Set exercise -> Below is a block of data; give all of it again word for word.

◆ ◆ ◆ ◆

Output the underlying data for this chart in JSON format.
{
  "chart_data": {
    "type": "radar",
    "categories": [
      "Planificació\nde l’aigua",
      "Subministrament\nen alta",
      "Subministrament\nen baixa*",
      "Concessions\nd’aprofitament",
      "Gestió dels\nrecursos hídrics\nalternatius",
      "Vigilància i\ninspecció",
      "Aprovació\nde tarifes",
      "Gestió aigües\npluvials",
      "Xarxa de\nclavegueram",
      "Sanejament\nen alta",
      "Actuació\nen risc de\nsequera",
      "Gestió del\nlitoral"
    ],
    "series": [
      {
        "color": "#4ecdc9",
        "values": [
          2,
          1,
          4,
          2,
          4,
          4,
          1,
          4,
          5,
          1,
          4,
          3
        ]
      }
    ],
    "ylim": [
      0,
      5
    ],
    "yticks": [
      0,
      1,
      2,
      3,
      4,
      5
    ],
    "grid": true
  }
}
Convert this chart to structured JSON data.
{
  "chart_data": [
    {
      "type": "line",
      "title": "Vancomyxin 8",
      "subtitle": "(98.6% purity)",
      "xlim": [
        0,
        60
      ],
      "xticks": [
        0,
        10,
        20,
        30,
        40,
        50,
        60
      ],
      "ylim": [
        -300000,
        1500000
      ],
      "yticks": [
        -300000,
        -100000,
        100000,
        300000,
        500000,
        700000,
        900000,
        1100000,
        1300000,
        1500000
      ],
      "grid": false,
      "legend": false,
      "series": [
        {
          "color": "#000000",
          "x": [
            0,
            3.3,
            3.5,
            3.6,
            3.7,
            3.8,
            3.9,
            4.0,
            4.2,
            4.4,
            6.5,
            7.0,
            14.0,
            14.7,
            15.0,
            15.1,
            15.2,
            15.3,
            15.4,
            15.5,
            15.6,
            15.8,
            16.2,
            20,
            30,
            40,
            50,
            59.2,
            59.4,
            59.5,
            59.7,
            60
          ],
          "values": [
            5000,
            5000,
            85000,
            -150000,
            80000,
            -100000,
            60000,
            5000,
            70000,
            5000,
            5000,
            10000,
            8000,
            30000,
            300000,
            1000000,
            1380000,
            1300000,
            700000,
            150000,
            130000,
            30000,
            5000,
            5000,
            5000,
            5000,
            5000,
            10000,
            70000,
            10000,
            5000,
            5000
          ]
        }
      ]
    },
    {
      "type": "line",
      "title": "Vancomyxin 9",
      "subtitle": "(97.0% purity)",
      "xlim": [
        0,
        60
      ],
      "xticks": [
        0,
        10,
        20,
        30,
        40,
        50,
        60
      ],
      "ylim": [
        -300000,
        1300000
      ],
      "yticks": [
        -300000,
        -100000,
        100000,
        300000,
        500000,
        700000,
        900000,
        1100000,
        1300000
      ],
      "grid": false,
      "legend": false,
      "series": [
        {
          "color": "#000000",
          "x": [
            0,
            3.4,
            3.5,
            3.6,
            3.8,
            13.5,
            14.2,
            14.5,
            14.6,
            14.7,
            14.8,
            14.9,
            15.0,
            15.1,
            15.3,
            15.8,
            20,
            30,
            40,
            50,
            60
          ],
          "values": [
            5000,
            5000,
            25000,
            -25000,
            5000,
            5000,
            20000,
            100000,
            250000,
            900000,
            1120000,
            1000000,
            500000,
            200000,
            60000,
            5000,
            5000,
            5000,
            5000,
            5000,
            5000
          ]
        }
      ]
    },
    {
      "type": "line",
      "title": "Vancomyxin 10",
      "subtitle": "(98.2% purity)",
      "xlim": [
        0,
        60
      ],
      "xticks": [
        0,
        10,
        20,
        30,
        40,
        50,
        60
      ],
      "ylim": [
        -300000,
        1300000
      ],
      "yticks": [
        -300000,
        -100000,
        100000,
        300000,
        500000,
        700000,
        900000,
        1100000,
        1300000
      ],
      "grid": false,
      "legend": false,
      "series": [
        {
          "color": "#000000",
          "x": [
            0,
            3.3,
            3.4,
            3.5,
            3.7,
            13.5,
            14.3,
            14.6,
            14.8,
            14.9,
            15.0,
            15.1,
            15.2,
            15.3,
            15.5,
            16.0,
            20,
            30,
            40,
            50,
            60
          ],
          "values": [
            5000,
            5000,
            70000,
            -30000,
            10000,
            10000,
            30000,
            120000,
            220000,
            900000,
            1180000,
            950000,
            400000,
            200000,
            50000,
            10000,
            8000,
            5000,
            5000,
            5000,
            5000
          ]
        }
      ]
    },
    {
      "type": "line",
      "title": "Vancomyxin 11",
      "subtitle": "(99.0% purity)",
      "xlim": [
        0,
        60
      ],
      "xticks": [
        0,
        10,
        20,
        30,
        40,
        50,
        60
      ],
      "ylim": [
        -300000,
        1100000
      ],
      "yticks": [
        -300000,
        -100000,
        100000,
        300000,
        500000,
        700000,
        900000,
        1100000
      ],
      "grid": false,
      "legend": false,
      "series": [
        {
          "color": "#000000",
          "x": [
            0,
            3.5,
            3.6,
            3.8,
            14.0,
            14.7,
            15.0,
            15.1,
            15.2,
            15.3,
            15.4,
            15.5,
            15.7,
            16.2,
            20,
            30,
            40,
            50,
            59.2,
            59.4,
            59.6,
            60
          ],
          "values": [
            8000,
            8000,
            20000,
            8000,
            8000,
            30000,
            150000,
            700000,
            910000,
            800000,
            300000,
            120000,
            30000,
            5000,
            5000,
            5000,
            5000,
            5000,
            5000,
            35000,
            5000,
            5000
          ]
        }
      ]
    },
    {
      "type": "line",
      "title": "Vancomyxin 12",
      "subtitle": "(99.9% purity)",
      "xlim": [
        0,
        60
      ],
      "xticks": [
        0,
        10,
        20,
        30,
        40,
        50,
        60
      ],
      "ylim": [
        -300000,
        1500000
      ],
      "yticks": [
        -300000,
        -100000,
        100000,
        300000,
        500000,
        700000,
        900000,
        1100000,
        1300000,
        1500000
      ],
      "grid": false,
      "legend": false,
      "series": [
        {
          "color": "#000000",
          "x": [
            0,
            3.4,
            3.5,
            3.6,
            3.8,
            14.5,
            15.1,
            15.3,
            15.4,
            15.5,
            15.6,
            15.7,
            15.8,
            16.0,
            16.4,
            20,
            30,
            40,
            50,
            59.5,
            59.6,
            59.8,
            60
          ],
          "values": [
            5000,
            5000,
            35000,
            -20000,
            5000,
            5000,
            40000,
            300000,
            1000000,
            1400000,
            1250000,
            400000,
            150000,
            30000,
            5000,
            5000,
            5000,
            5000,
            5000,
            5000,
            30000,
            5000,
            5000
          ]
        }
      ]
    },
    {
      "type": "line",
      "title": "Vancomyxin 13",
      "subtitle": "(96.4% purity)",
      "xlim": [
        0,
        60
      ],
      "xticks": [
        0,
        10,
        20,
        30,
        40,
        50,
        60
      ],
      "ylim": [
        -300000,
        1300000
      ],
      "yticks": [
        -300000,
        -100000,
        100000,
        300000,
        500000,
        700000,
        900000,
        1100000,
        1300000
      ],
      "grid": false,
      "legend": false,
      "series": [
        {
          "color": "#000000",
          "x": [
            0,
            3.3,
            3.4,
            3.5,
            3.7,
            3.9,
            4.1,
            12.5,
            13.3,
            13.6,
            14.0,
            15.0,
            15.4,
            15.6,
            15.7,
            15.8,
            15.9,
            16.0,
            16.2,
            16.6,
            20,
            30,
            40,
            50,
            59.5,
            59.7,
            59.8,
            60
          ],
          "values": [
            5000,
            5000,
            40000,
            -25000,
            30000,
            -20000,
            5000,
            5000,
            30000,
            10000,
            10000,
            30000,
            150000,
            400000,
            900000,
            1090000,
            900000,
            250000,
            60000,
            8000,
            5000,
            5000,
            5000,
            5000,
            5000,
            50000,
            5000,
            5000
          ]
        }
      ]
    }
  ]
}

◆ ◆ ◆ ◆

Response ->
Output the underlying data for this chart in JSON format.
{
  "chart_data": {
    "type": "radar",
    "categories": [
      "Planificació\nde l’aigua",
      "Subministrament\nen alta",
      "Subministrament\nen baixa*",
      "Concessions\nd’aprofitament",
      "Gestió dels\nrecursos hídrics\nalternatius",
      "Vigilància i\ninspecció",
      "Aprovació\nde tarifes",
      "Gestió aigües\npluvials",
      "Xarxa de\nclavegueram",
      "Sanejament\nen alta",
      "Actuació\nen risc de\nsequera",
      "Gestió del\nlitoral"
    ],
    "series": [
      {
        "color": "#4ecdc9",
        "values": [
          2,
          1,
          4,
          2,
          4,
          4,
          1,
          4,
          5,
          1,
          4,
          3
        ]
      }
    ],
    "ylim": [
      0,
      5
    ],
    "yticks": [
      0,
      1,
      2,
      3,
      4,
      5
    ],
    "grid": true
  }
}
Convert this chart to structured JSON data.
{
  "chart_data": [
    {
      "type": "line",
      "title": "Vancomyxin 8",
      "subtitle": "(98.6% purity)",
      "xlim": [
        0,
        60
      ],
      "xticks": [
        0,
        10,
        20,
        30,
        40,
        50,
        60
      ],
      "ylim": [
        -300000,
        1500000
      ],
      "yticks": [
        -300000,
        -100000,
        100000,
        300000,
        500000,
        700000,
        900000,
        1100000,
        1300000,
        1500000
      ],
      "grid": false,
      "legend": false,
      "series": [
        {
          "color": "#000000",
          "x": [
            0,
            3.3,
            3.5,
            3.6,
            3.7,
            3.8,
            3.9,
            4.0,
            4.2,
            4.4,
            6.5,
            7.0,
            14.0,
            14.7,
            15.0,
            15.1,
            15.2,
            15.3,
            15.4,
            15.5,
            15.6,
            15.8,
            16.2,
            20,
            30,
            40,
            50,
            59.2,
            59.4,
            59.5,
            59.7,
            60
          ],
          "values": [
            5000,
            5000,
            85000,
            -150000,
            80000,
            -100000,
            60000,
            5000,
            70000,
            5000,
            5000,
            10000,
            8000,
            30000,
            300000,
            1000000,
            1380000,
            1300000,
            700000,
            150000,
            130000,
            30000,
            5000,
            5000,
            5000,
            5000,
            5000,
            10000,
            70000,
            10000,
            5000,
            5000
          ]
        }
      ]
    },
    {
      "type": "line",
      "title": "Vancomyxin 9",
      "subtitle": "(97.0% purity)",
      "xlim": [
        0,
        60
      ],
      "xticks": [
        0,
        10,
        20,
        30,
        40,
        50,
        60
      ],
      "ylim": [
        -300000,
        1300000
      ],
      "yticks": [
        -300000,
        -100000,
        100000,
        300000,
        500000,
        700000,
        900000,
        1100000,
        1300000
      ],
      "grid": false,
      "legend": false,
      "series": [
        {
          "color": "#000000",
          "x": [
            0,
            3.4,
            3.5,
            3.6,
            3.8,
            13.5,
            14.2,
            14.5,
            14.6,
            14.7,
            14.8,
            14.9,
            15.0,
            15.1,
            15.3,
            15.8,
            20,
            30,
            40,
            50,
            60
          ],
          "values": [
            5000,
            5000,
            25000,
            -25000,
            5000,
            5000,
            20000,
            100000,
            250000,
            900000,
            1120000,
            1000000,
            500000,
            200000,
            60000,
            5000,
            5000,
            5000,
            5000,
            5000,
            5000
          ]
        }
      ]
    },
    {
      "type": "line",
      "title": "Vancomyxin 10",
      "subtitle": "(98.2% purity)",
      "xlim": [
        0,
        60
      ],
      "xticks": [
        0,
        10,
        20,
        30,
        40,
        50,
        60
      ],
      "ylim": [
        -300000,
        1300000
      ],
      "yticks": [
        -300000,
        -100000,
        100000,
        300000,
        500000,
        700000,
        900000,
        1100000,
        1300000
      ],
      "grid": false,
      "legend": false,
      "series": [
        {
          "color": "#000000",
          "x": [
            0,
            3.3,
            3.4,
            3.5,
            3.7,
            13.5,
            14.3,
            14.6,
            14.8,
            14.9,
            15.0,
            15.1,
            15.2,
            15.3,
            15.5,
            16.0,
            20,
            30,
            40,
            50,
            60
          ],
          "values": [
            5000,
            5000,
            70000,
            -30000,
            10000,
            10000,
            30000,
            120000,
            220000,
            900000,
            1180000,
            950000,
            400000,
            200000,
            50000,
            10000,
            8000,
            5000,
            5000,
            5000,
            5000
          ]
        }
      ]
    },
    {
      "type": "line",
      "title": "Vancomyxin 11",
      "subtitle": "(99.0% purity)",
      "xlim": [
        0,
        60
      ],
      "xticks": [
        0,
        10,
        20,
        30,
        40,
        50,
        60
      ],
      "ylim": [
        -300000,
        1100000
      ],
      "yticks": [
        -300000,
        -100000,
        100000,
        300000,
        500000,
        700000,
        900000,
        1100000
      ],
      "grid": false,
      "legend": false,
      "series": [
        {
          "color": "#000000",
          "x": [
            0,
            3.5,
            3.6,
            3.8,
            14.0,
            14.7,
            15.0,
            15.1,
            15.2,
            15.3,
            15.4,
            15.5,
            15.7,
            16.2,
            20,
            30,
            40,
            50,
            59.2,
            59.4,
            59.6,
            60
          ],
          "values": [
            8000,
            8000,
            20000,
            8000,
            8000,
            30000,
            150000,
            700000,
            910000,
            800000,
            300000,
            120000,
            30000,
            5000,
            5000,
            5000,
            5000,
            5000,
            5000,
            35000,
            5000,
            5000
          ]
        }
      ]
    },
    {
      "type": "line",
      "title": "Vancomyxin 12",
      "subtitle": "(99.9% purity)",
      "xlim": [
        0,
        60
      ],
      "xticks": [
        0,
        10,
        20,
        30,
        40,
        50,
        60
      ],
      "ylim": [
        -300000,
        1500000
      ],
      "yticks": [
        -300000,
        -100000,
        100000,
        300000,
        500000,
        700000,
        900000,
        1100000,
        1300000,
        1500000
      ],
      "grid": false,
      "legend": false,
      "series": [
        {
          "color": "#000000",
          "x": [
            0,
            3.4,
            3.5,
            3.6,
            3.8,
            14.5,
            15.1,
            15.3,
            15.4,
            15.5,
            15.6,
            15.7,
            15.8,
            16.0,
            16.4,
            20,
            30,
            40,
            50,
            59.5,
            59.6,
            59.8,
            60
          ],
          "values": [
            5000,
            5000,
            35000,
            -20000,
            5000,
            5000,
            40000,
            300000,
            1000000,
            1400000,
            1250000,
            400000,
            150000,
            30000,
            5000,
            5000,
            5000,
            5000,
            5000,
            5000,
            30000,
            5000,
            5000
          ]
        }
      ]
    },
    {
      "type": "line",
      "title": "Vancomyxin 13",
      "subtitle": "(96.4% purity)",
      "xlim": [
        0,
        60
      ],
      "xticks": [
        0,
        10,
        20,
        30,
        40,
        50,
        60
      ],
      "ylim": [
        -300000,
        1300000
      ],
      "yticks": [
        -300000,
        -100000,
        100000,
        300000,
        500000,
        700000,
        900000,
        1100000,
        1300000
      ],
      "grid": false,
      "legend": false,
      "series": [
        {
          "color": "#000000",
          "x": [
            0,
            3.3,
            3.4,
            3.5,
            3.7,
            3.9,
            4.1,
            12.5,
            13.3,
            13.6,
            14.0,
            15.0,
            15.4,
            15.6,
            15.7,
            15.8,
            15.9,
            16.0,
            16.2,
            16.6,
            20,
            30,
            40,
            50,
            59.5,
            59.7,
            59.8,
            60
          ],
          "values": [
            5000,
            5000,
            40000,
            -25000,
            30000,
            -20000,
            5000,
            5000,
            30000,
            10000,
            10000,
            30000,
            150000,
            400000,
            900000,
            1090000,
            900000,
            250000,
            60000,
            8000,
            5000,
            5000,
            5000,
            5000,
            5000,
            50000,
            5000,
            5000
          ]
        }
      ]
    }
  ]
}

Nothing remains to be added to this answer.